THE EXERCISE: Beneath this task is a listing. State how many of its lines include the string "диска", giving nothing but the number.

DATA RECORDS:
--- --- ---

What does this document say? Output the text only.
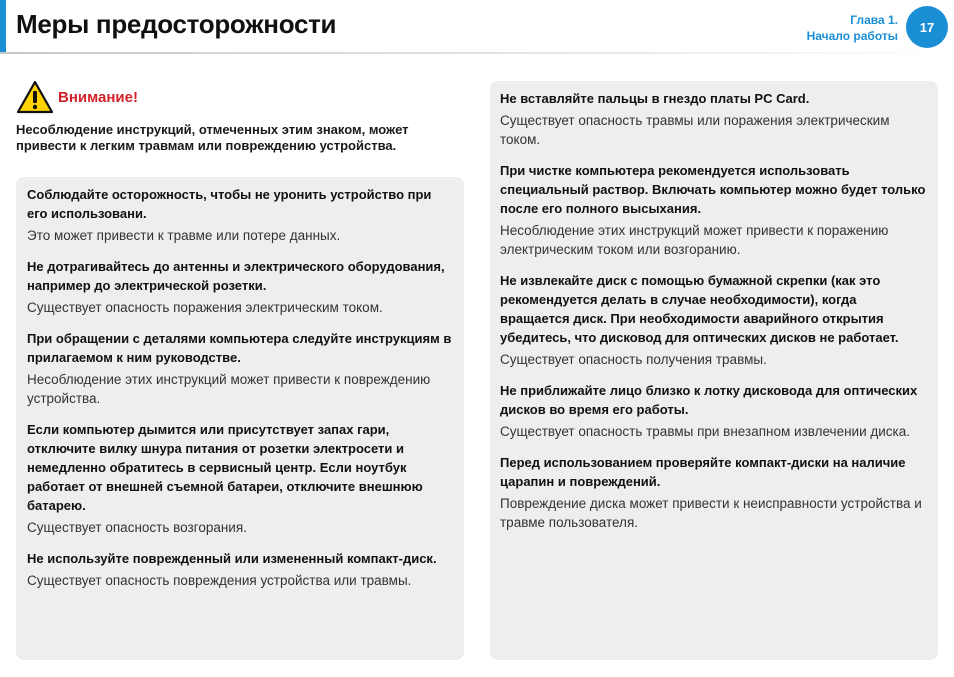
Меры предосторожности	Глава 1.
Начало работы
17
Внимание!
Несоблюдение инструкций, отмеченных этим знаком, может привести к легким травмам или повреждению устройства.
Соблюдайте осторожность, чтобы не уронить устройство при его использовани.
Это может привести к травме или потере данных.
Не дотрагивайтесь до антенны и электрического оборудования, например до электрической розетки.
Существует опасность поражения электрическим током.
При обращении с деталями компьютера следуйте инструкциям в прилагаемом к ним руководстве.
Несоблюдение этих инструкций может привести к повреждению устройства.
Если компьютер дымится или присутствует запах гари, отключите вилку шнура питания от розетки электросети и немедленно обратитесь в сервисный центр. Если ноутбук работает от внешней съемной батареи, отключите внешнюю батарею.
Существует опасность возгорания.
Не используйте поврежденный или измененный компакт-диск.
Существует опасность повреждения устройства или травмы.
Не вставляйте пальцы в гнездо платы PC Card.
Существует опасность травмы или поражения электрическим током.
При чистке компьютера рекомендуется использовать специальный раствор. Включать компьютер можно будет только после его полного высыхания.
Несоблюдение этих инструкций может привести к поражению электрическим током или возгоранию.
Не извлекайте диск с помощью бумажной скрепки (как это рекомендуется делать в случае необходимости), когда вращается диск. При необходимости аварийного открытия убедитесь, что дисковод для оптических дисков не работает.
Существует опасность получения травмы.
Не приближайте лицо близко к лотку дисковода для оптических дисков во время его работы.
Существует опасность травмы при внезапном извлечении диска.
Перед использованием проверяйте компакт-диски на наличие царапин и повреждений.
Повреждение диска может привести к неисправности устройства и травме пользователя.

--- --- ---

SOLUTION BELOW: 2